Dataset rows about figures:
────────

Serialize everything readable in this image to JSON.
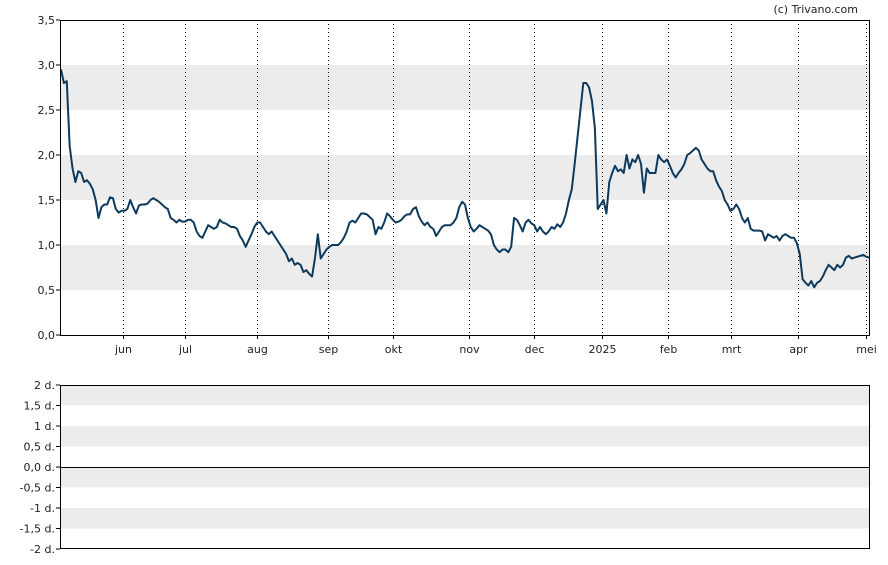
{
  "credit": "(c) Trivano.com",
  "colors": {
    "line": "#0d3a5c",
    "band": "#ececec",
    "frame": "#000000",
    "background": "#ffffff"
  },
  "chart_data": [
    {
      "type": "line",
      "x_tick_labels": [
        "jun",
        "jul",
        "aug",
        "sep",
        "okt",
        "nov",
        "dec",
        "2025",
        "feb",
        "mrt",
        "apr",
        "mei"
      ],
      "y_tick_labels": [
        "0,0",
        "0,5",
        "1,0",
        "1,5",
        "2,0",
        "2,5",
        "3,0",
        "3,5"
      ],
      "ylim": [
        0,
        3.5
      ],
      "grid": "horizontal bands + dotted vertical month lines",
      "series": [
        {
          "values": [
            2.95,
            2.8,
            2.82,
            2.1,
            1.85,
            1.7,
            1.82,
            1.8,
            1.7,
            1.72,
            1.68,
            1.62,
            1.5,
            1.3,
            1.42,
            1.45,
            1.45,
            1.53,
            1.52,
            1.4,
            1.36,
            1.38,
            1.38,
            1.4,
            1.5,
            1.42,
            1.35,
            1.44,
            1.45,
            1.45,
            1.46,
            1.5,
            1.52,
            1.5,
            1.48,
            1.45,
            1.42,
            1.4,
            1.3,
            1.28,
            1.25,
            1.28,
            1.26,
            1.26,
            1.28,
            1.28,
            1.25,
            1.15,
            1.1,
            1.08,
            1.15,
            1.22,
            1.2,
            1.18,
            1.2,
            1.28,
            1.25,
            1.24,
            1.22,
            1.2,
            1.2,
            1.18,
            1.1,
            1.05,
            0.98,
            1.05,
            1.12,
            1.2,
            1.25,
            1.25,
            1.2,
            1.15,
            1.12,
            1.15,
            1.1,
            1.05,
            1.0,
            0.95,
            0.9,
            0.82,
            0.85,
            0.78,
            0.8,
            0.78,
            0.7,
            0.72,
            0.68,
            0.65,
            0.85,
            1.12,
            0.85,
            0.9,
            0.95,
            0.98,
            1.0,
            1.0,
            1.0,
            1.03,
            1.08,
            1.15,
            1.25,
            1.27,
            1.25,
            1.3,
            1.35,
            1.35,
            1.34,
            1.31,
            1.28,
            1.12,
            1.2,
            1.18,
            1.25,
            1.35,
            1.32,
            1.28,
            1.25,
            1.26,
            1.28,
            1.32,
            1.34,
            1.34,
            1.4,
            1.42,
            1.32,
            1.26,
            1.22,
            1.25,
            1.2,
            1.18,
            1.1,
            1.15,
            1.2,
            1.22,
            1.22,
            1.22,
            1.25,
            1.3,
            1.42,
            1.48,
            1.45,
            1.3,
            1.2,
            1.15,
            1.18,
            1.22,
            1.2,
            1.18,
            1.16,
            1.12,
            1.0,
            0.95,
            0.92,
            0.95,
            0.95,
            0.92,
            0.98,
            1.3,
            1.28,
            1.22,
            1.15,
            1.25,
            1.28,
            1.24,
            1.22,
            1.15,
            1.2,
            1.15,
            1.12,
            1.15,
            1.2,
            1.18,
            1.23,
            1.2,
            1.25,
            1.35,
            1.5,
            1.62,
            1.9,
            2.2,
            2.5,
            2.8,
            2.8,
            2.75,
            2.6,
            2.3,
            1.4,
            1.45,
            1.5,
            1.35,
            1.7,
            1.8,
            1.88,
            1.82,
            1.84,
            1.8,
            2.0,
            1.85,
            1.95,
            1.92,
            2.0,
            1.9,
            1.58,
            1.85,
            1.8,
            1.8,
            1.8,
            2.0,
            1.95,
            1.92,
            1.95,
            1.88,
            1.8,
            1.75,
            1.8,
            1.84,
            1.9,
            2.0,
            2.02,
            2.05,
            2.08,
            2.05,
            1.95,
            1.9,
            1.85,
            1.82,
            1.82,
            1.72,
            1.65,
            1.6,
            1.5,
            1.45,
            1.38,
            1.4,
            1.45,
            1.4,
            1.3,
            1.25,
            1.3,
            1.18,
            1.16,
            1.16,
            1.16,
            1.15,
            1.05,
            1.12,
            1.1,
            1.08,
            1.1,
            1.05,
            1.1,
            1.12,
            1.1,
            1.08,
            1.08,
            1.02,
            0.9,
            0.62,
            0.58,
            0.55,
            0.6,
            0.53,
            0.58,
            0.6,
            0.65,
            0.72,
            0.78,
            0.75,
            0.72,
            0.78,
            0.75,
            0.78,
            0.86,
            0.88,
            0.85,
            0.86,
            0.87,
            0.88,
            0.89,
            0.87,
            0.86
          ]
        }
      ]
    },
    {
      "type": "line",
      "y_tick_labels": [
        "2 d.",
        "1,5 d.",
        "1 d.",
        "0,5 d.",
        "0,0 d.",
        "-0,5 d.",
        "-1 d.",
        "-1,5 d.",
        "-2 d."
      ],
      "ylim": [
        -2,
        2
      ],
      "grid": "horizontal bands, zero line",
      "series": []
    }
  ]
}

────────

* Task brief: Pictures stay out of the copy; please restate every record above exactly.

* The completed task:
Serialize everything readable in this image to JSON.
{
  "credit": "(c) Trivano.com",
  "colors": {
    "line": "#0d3a5c",
    "band": "#ececec",
    "frame": "#000000",
    "background": "#ffffff"
  },
  "chart_data": [
    {
      "type": "line",
      "x_tick_labels": [
        "jun",
        "jul",
        "aug",
        "sep",
        "okt",
        "nov",
        "dec",
        "2025",
        "feb",
        "mrt",
        "apr",
        "mei"
      ],
      "y_tick_labels": [
        "0,0",
        "0,5",
        "1,0",
        "1,5",
        "2,0",
        "2,5",
        "3,0",
        "3,5"
      ],
      "ylim": [
        0,
        3.5
      ],
      "grid": "horizontal bands + dotted vertical month lines",
      "series": [
        {
          "values": [
            2.95,
            2.8,
            2.82,
            2.1,
            1.85,
            1.7,
            1.82,
            1.8,
            1.7,
            1.72,
            1.68,
            1.62,
            1.5,
            1.3,
            1.42,
            1.45,
            1.45,
            1.53,
            1.52,
            1.4,
            1.36,
            1.38,
            1.38,
            1.4,
            1.5,
            1.42,
            1.35,
            1.44,
            1.45,
            1.45,
            1.46,
            1.5,
            1.52,
            1.5,
            1.48,
            1.45,
            1.42,
            1.4,
            1.3,
            1.28,
            1.25,
            1.28,
            1.26,
            1.26,
            1.28,
            1.28,
            1.25,
            1.15,
            1.1,
            1.08,
            1.15,
            1.22,
            1.2,
            1.18,
            1.2,
            1.28,
            1.25,
            1.24,
            1.22,
            1.2,
            1.2,
            1.18,
            1.1,
            1.05,
            0.98,
            1.05,
            1.12,
            1.2,
            1.25,
            1.25,
            1.2,
            1.15,
            1.12,
            1.15,
            1.1,
            1.05,
            1.0,
            0.95,
            0.9,
            0.82,
            0.85,
            0.78,
            0.8,
            0.78,
            0.7,
            0.72,
            0.68,
            0.65,
            0.85,
            1.12,
            0.85,
            0.9,
            0.95,
            0.98,
            1.0,
            1.0,
            1.0,
            1.03,
            1.08,
            1.15,
            1.25,
            1.27,
            1.25,
            1.3,
            1.35,
            1.35,
            1.34,
            1.31,
            1.28,
            1.12,
            1.2,
            1.18,
            1.25,
            1.35,
            1.32,
            1.28,
            1.25,
            1.26,
            1.28,
            1.32,
            1.34,
            1.34,
            1.4,
            1.42,
            1.32,
            1.26,
            1.22,
            1.25,
            1.2,
            1.18,
            1.1,
            1.15,
            1.2,
            1.22,
            1.22,
            1.22,
            1.25,
            1.3,
            1.42,
            1.48,
            1.45,
            1.3,
            1.2,
            1.15,
            1.18,
            1.22,
            1.2,
            1.18,
            1.16,
            1.12,
            1.0,
            0.95,
            0.92,
            0.95,
            0.95,
            0.92,
            0.98,
            1.3,
            1.28,
            1.22,
            1.15,
            1.25,
            1.28,
            1.24,
            1.22,
            1.15,
            1.2,
            1.15,
            1.12,
            1.15,
            1.2,
            1.18,
            1.23,
            1.2,
            1.25,
            1.35,
            1.5,
            1.62,
            1.9,
            2.2,
            2.5,
            2.8,
            2.8,
            2.75,
            2.6,
            2.3,
            1.4,
            1.45,
            1.5,
            1.35,
            1.7,
            1.8,
            1.88,
            1.82,
            1.84,
            1.8,
            2.0,
            1.85,
            1.95,
            1.92,
            2.0,
            1.9,
            1.58,
            1.85,
            1.8,
            1.8,
            1.8,
            2.0,
            1.95,
            1.92,
            1.95,
            1.88,
            1.8,
            1.75,
            1.8,
            1.84,
            1.9,
            2.0,
            2.02,
            2.05,
            2.08,
            2.05,
            1.95,
            1.9,
            1.85,
            1.82,
            1.82,
            1.72,
            1.65,
            1.6,
            1.5,
            1.45,
            1.38,
            1.4,
            1.45,
            1.4,
            1.3,
            1.25,
            1.3,
            1.18,
            1.16,
            1.16,
            1.16,
            1.15,
            1.05,
            1.12,
            1.1,
            1.08,
            1.1,
            1.05,
            1.1,
            1.12,
            1.1,
            1.08,
            1.08,
            1.02,
            0.9,
            0.62,
            0.58,
            0.55,
            0.6,
            0.53,
            0.58,
            0.6,
            0.65,
            0.72,
            0.78,
            0.75,
            0.72,
            0.78,
            0.75,
            0.78,
            0.86,
            0.88,
            0.85,
            0.86,
            0.87,
            0.88,
            0.89,
            0.87,
            0.86
          ]
        }
      ]
    },
    {
      "type": "line",
      "y_tick_labels": [
        "2 d.",
        "1,5 d.",
        "1 d.",
        "0,5 d.",
        "0,0 d.",
        "-0,5 d.",
        "-1 d.",
        "-1,5 d.",
        "-2 d."
      ],
      "ylim": [
        -2,
        2
      ],
      "grid": "horizontal bands, zero line",
      "series": []
    }
  ]
}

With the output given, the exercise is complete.